Rows from a figure dataset
** Start **

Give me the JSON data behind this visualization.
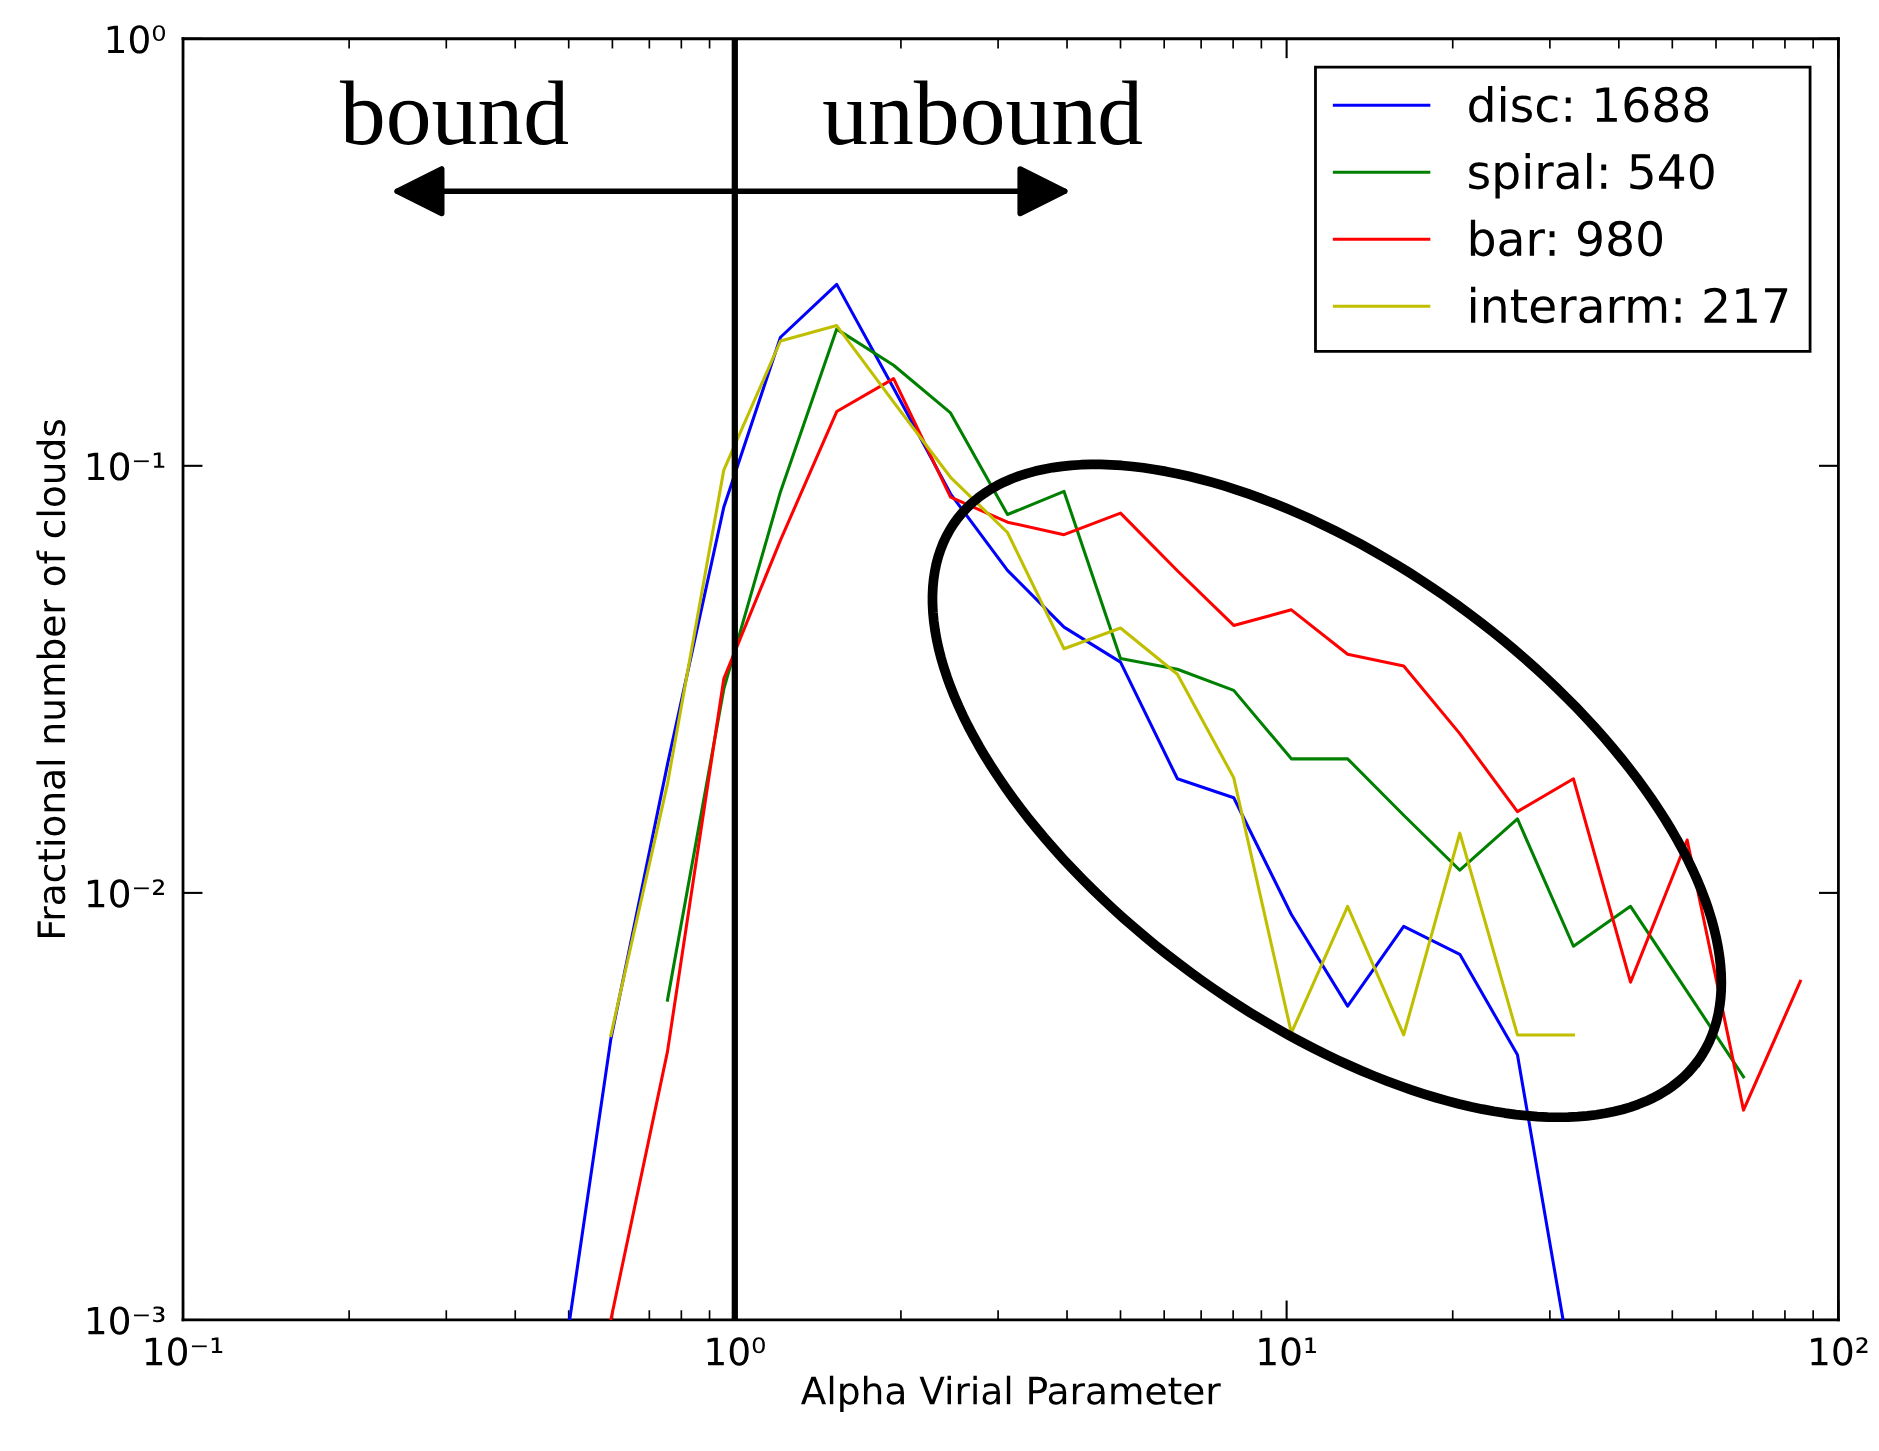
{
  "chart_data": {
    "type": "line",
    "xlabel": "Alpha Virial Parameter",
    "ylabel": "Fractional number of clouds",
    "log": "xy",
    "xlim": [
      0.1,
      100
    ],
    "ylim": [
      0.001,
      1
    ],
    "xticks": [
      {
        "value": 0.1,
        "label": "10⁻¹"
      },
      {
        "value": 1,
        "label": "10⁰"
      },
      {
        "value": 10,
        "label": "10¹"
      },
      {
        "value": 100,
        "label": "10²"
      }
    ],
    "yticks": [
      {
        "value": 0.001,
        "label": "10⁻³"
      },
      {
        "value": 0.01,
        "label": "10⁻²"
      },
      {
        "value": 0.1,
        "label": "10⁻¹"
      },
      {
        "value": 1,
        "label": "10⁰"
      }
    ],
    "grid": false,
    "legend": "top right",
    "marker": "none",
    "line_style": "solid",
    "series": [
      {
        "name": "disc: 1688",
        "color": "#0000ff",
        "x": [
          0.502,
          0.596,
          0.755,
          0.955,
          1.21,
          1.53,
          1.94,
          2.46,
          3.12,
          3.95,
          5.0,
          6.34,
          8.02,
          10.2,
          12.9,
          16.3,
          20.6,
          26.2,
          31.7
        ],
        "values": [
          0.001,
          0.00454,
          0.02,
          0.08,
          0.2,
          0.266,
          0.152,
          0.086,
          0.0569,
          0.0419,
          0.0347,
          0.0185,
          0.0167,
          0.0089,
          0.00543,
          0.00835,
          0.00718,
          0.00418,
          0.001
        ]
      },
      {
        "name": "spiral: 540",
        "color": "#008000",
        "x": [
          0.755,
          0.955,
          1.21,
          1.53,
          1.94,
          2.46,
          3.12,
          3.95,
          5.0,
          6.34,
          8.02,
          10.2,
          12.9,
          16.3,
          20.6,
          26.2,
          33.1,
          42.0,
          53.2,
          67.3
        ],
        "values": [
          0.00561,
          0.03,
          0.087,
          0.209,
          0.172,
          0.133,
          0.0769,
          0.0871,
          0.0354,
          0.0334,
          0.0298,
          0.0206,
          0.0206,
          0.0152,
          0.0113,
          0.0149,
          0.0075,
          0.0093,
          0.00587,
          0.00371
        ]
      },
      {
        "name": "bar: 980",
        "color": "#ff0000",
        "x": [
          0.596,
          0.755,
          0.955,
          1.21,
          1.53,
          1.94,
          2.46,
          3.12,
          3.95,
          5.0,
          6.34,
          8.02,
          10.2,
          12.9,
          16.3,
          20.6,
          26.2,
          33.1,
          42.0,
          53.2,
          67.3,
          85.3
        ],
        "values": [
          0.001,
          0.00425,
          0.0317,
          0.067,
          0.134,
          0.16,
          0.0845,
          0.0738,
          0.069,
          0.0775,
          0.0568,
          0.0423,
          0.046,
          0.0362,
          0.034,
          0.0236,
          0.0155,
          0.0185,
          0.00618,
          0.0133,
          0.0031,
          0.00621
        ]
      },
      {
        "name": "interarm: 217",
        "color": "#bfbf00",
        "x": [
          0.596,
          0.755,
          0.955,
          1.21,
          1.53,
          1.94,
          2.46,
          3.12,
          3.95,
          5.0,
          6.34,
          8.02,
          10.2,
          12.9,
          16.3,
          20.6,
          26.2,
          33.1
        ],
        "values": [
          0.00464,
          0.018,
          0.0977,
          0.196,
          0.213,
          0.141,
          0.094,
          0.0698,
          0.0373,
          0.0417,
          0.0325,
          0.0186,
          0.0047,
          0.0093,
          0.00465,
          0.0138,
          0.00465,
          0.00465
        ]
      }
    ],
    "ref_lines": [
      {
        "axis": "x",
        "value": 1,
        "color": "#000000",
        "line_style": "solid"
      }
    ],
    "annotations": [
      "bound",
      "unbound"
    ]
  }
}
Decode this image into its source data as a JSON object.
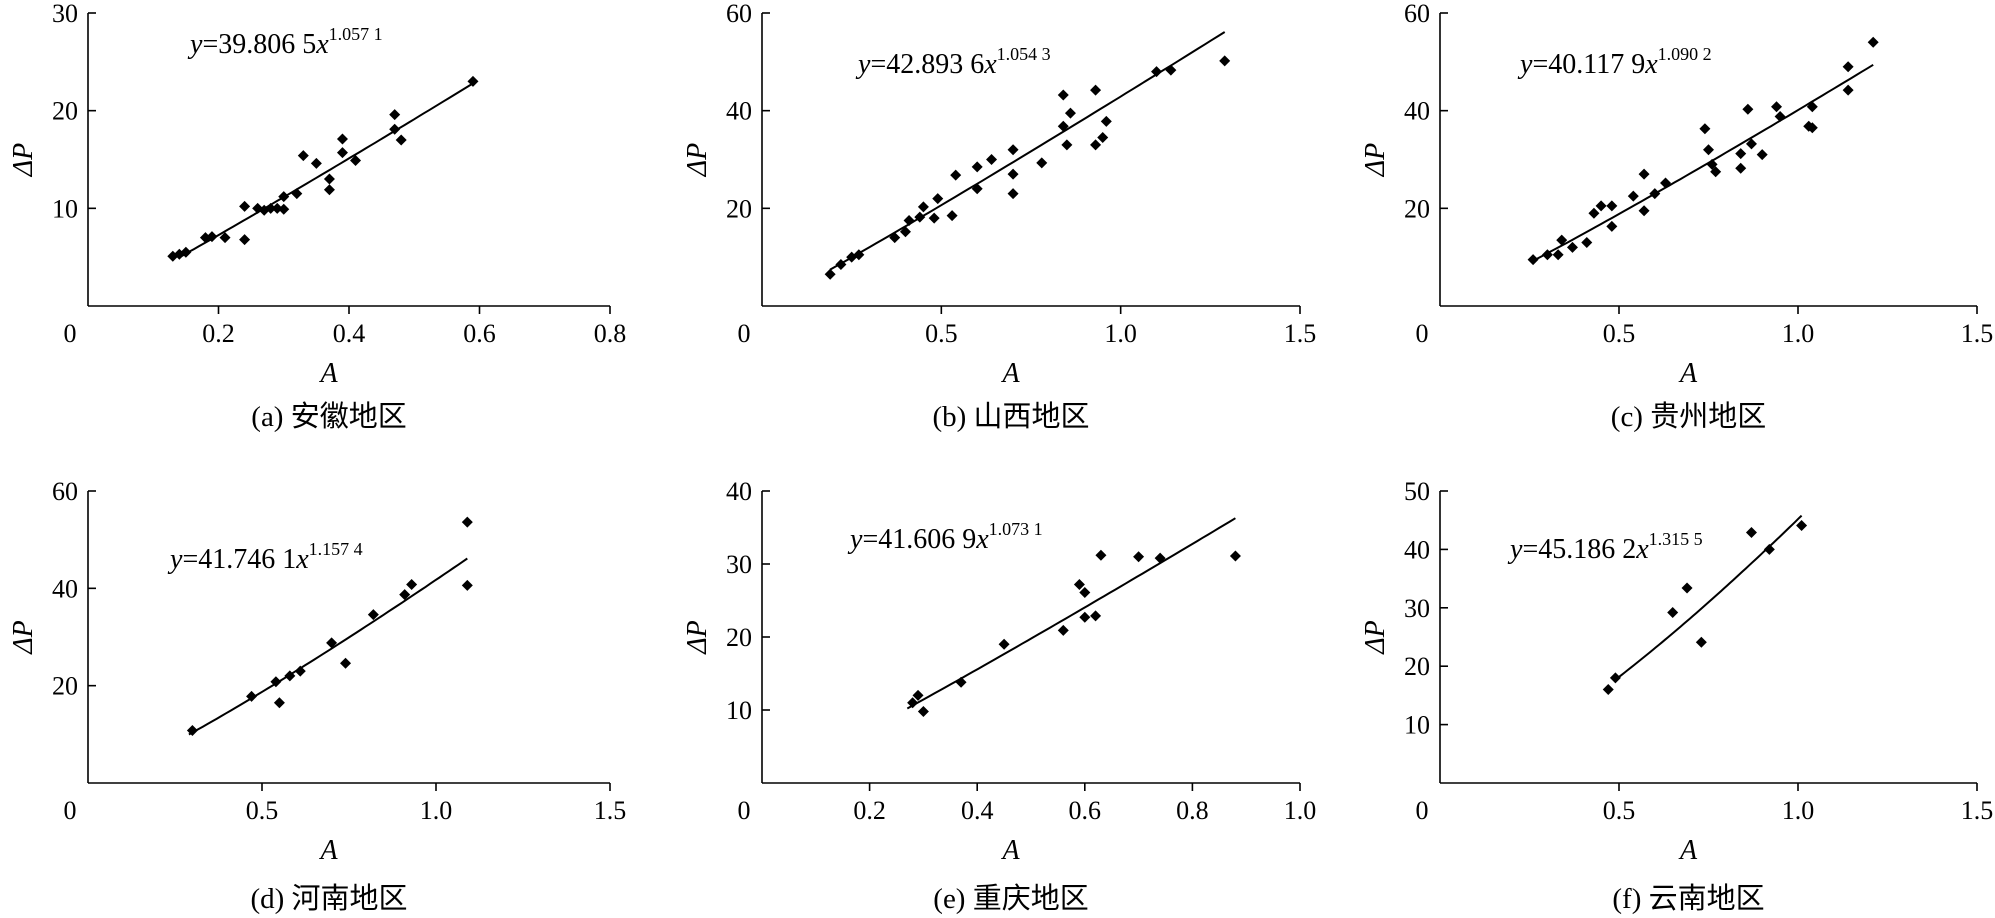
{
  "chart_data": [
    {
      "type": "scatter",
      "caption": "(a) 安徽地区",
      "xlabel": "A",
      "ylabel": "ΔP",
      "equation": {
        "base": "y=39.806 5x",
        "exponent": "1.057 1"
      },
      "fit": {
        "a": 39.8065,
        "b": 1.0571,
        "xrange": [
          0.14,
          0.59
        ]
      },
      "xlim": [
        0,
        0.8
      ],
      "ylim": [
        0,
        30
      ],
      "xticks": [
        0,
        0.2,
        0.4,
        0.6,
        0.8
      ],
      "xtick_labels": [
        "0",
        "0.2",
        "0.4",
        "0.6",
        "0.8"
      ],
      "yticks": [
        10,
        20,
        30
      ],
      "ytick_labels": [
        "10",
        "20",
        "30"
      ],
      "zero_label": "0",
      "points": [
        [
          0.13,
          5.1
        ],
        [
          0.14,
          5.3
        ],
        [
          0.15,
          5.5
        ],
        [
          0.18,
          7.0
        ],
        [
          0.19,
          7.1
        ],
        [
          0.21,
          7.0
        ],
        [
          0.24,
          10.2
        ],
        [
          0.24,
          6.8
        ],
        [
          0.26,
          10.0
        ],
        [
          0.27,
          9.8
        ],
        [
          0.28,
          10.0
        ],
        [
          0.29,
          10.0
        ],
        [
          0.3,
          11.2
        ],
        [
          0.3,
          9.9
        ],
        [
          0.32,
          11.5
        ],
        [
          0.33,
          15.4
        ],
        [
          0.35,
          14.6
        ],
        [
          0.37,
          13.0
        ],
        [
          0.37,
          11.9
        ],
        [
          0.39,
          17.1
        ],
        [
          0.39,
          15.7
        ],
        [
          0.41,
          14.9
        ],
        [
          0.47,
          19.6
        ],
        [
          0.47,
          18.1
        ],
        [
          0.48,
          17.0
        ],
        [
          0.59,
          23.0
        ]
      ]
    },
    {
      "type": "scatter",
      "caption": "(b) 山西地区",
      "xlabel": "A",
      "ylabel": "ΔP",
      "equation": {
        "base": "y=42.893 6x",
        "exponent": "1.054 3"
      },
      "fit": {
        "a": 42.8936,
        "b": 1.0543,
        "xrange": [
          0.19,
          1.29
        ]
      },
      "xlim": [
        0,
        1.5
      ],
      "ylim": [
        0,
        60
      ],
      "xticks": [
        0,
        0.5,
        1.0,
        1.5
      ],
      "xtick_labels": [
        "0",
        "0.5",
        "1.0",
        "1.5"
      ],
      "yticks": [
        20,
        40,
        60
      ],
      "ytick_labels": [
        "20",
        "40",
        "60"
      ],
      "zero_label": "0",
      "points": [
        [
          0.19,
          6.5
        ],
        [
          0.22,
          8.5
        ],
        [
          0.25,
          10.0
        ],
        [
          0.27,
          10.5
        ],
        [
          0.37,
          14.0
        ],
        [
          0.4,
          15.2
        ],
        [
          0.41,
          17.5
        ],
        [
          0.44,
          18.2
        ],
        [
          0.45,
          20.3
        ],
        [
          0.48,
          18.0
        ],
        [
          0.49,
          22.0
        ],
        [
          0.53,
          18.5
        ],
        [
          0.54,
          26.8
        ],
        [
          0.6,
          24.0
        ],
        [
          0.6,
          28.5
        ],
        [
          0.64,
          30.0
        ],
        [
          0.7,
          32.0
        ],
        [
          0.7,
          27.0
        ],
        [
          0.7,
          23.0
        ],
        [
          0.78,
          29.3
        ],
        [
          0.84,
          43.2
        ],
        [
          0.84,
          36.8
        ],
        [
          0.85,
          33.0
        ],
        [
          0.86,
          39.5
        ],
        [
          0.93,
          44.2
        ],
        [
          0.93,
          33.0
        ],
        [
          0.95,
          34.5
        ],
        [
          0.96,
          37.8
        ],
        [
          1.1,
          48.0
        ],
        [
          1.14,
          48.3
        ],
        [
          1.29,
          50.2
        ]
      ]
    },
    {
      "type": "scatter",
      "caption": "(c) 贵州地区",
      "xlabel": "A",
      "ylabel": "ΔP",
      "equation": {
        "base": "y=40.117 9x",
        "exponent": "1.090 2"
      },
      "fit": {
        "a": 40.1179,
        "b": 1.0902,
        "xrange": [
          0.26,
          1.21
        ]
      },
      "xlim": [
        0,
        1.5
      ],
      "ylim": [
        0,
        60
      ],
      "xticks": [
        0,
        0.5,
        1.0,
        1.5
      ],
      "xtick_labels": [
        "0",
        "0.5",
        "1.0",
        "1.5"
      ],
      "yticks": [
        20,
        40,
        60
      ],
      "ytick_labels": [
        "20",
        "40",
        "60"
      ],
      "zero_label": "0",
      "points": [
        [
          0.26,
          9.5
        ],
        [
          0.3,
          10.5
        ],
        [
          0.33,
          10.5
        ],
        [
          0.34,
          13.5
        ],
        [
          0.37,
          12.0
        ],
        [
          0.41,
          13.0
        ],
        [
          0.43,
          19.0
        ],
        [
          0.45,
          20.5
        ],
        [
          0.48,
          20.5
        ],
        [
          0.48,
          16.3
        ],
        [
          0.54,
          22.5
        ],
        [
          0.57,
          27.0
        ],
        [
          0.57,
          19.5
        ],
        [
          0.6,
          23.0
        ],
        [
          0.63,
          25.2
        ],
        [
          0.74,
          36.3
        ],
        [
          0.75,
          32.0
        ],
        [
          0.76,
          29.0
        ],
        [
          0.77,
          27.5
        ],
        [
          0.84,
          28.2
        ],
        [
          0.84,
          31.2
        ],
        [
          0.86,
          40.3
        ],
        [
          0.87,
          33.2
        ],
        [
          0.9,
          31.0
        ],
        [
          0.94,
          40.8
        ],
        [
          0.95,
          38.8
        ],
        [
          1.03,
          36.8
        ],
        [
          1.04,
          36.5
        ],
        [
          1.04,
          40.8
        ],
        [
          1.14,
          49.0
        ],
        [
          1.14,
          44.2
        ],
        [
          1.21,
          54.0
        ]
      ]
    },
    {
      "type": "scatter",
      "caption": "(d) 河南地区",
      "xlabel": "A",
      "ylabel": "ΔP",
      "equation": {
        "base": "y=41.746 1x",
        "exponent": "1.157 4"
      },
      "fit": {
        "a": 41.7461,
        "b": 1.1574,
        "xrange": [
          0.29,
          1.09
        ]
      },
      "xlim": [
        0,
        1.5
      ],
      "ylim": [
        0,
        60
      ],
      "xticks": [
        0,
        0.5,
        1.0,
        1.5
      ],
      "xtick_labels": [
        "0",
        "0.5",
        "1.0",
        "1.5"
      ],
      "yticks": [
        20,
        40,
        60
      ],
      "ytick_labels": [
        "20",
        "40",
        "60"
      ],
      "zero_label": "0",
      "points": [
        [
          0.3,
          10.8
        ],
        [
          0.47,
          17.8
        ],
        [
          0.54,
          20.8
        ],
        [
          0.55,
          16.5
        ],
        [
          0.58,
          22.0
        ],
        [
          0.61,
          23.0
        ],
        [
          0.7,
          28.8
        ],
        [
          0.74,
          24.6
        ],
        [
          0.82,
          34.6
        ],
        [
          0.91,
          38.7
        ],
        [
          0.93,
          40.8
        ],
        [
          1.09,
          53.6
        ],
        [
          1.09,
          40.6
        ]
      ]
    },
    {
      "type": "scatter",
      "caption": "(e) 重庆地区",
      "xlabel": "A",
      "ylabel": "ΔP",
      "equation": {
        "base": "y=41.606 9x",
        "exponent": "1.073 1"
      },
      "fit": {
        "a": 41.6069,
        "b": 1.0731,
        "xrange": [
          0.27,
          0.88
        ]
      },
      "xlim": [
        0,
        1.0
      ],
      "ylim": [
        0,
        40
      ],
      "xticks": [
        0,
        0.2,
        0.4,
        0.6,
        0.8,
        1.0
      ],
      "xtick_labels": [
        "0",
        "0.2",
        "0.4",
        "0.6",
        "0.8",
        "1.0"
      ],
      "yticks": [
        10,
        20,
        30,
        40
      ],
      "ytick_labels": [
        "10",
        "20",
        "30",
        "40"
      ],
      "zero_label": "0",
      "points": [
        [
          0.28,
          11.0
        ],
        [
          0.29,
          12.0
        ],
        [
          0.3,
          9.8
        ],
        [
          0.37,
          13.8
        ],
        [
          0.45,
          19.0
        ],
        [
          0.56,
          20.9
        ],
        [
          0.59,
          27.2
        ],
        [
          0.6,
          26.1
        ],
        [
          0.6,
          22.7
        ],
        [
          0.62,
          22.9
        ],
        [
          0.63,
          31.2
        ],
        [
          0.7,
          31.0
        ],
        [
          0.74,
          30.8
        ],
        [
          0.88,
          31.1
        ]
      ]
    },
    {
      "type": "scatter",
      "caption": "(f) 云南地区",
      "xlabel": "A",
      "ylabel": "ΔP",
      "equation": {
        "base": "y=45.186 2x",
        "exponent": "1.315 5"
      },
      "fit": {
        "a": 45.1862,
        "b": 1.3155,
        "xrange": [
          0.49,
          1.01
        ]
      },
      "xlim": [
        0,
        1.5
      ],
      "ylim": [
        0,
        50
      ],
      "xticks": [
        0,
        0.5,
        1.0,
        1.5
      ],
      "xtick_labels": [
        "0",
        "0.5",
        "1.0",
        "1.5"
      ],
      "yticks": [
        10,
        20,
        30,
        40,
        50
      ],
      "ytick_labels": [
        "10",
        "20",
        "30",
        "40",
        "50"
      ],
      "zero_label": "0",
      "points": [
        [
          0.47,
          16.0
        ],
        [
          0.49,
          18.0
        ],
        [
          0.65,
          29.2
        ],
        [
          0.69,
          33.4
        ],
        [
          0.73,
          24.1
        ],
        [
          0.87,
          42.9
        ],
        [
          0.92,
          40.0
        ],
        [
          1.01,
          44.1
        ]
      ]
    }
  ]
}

** End **

▶ _Given instruction_
Show, from the listing above, each line that contains the word "exponent".

▶ _Solution for this exercise_
        "exponent": "1.057 1"
        "exponent": "1.054 3"
        "exponent": "1.090 2"
        "exponent": "1.157 4"
        "exponent": "1.073 1"
        "exponent": "1.315 5"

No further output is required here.